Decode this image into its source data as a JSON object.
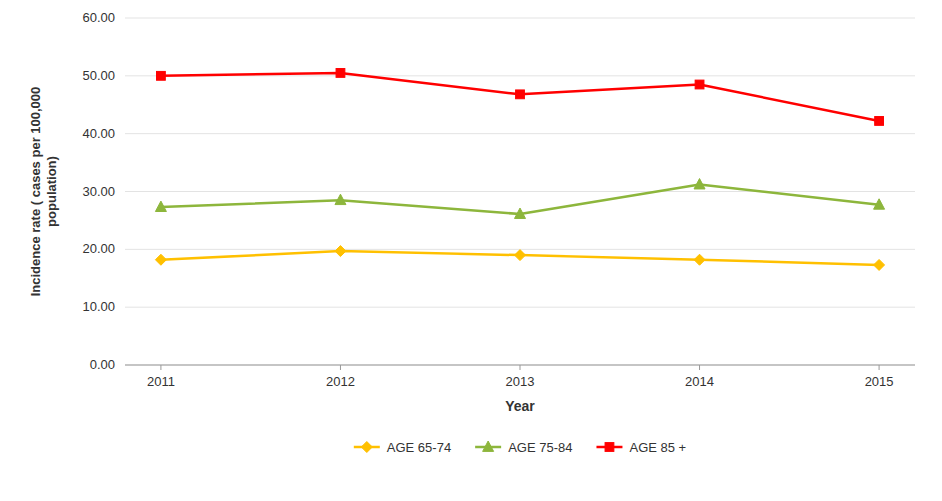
{
  "chart_data": {
    "type": "line",
    "xlabel": "Year",
    "ylabel": "Incidence rate ( cases per 100,000\npopulation)",
    "x": [
      2011,
      2012,
      2013,
      2014,
      2015
    ],
    "xlim": [
      2010.8,
      2015.2
    ],
    "xticks": [
      2011,
      2012,
      2013,
      2014,
      2015
    ],
    "ylim": [
      0.0,
      60.0
    ],
    "yticks": [
      {
        "value": 0.0,
        "label": "0.00"
      },
      {
        "value": 10.0,
        "label": "10.00"
      },
      {
        "value": 20.0,
        "label": "20.00"
      },
      {
        "value": 30.0,
        "label": "30.00"
      },
      {
        "value": 40.0,
        "label": "40.00"
      },
      {
        "value": 50.0,
        "label": "50.00"
      },
      {
        "value": 60.0,
        "label": "60.00"
      }
    ],
    "grid": true,
    "legend": "bottom",
    "series": [
      {
        "name": "AGE 65-74",
        "color": "#FFC000",
        "marker": "diamond",
        "values": [
          18.2,
          19.7,
          19.0,
          18.2,
          17.3
        ]
      },
      {
        "name": "AGE 75-84",
        "color": "#8DB63C",
        "marker": "triangle",
        "values": [
          27.3,
          28.5,
          26.1,
          31.2,
          27.7
        ]
      },
      {
        "name": "AGE 85 +",
        "color": "#FF0000",
        "marker": "square",
        "values": [
          50.0,
          50.5,
          46.8,
          48.5,
          42.2
        ]
      }
    ]
  }
}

────

(WHAT IS EXPECTED) Write the records above out again exactly, with no pictures in your copy.

(TASK OUTPUT)
Decode this image into its source data as a JSON object.
{
  "chart_data": {
    "type": "line",
    "xlabel": "Year",
    "ylabel": "Incidence rate ( cases per 100,000\npopulation)",
    "x": [
      2011,
      2012,
      2013,
      2014,
      2015
    ],
    "xlim": [
      2010.8,
      2015.2
    ],
    "xticks": [
      2011,
      2012,
      2013,
      2014,
      2015
    ],
    "ylim": [
      0.0,
      60.0
    ],
    "yticks": [
      {
        "value": 0.0,
        "label": "0.00"
      },
      {
        "value": 10.0,
        "label": "10.00"
      },
      {
        "value": 20.0,
        "label": "20.00"
      },
      {
        "value": 30.0,
        "label": "30.00"
      },
      {
        "value": 40.0,
        "label": "40.00"
      },
      {
        "value": 50.0,
        "label": "50.00"
      },
      {
        "value": 60.0,
        "label": "60.00"
      }
    ],
    "grid": true,
    "legend": "bottom",
    "series": [
      {
        "name": "AGE 65-74",
        "color": "#FFC000",
        "marker": "diamond",
        "values": [
          18.2,
          19.7,
          19.0,
          18.2,
          17.3
        ]
      },
      {
        "name": "AGE 75-84",
        "color": "#8DB63C",
        "marker": "triangle",
        "values": [
          27.3,
          28.5,
          26.1,
          31.2,
          27.7
        ]
      },
      {
        "name": "AGE 85 +",
        "color": "#FF0000",
        "marker": "square",
        "values": [
          50.0,
          50.5,
          46.8,
          48.5,
          42.2
        ]
      }
    ]
  }
}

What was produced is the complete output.